● **TO DO**
Copy each line of the entries beneath that contains the word "campo".
☆ ☆ ☆ ☆ ☆
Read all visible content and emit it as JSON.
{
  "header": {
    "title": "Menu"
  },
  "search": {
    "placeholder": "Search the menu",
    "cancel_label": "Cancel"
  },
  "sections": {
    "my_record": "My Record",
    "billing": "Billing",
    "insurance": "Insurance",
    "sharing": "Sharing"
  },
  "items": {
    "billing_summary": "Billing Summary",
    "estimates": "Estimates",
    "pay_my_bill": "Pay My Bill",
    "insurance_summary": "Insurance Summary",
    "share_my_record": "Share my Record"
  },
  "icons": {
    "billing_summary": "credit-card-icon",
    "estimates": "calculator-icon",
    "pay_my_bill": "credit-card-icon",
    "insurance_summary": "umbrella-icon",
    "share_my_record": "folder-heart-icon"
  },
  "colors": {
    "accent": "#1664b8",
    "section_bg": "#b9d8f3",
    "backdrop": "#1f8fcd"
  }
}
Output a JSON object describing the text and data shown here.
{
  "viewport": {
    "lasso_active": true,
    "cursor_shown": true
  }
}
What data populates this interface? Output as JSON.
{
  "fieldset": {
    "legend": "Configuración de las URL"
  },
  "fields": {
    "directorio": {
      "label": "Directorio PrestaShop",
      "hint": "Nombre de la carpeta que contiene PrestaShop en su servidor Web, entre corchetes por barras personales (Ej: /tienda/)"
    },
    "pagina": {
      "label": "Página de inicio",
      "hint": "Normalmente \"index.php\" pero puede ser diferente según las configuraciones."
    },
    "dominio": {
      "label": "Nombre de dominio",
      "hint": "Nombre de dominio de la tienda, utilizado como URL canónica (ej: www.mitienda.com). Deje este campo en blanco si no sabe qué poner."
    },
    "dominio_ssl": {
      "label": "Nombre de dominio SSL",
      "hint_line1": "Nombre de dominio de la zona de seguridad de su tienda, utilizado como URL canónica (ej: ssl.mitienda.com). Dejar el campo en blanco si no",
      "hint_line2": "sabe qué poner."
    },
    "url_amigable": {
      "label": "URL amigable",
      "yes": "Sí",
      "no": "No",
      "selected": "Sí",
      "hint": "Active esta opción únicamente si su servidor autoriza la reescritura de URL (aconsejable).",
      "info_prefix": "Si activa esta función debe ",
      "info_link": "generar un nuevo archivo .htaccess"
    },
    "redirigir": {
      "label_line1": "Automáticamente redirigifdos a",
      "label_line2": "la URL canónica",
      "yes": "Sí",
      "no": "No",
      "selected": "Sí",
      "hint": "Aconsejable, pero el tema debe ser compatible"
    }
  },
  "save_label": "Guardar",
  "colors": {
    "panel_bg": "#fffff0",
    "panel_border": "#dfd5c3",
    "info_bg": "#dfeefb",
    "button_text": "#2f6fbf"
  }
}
☆ ☆ ☆ ☆ ☆
● **EXERCISE RESULT**
      "hint": "Nombre de dominio de la tienda, utilizado como URL canónica (ej: www.mitienda.com). Deje este campo en blanco si no sabe qué poner."
      "hint_line1": "Nombre de dominio de la zona de seguridad de su tienda, utilizado como URL canónica (ej: ssl.mitienda.com). Dejar el campo en blanco si no",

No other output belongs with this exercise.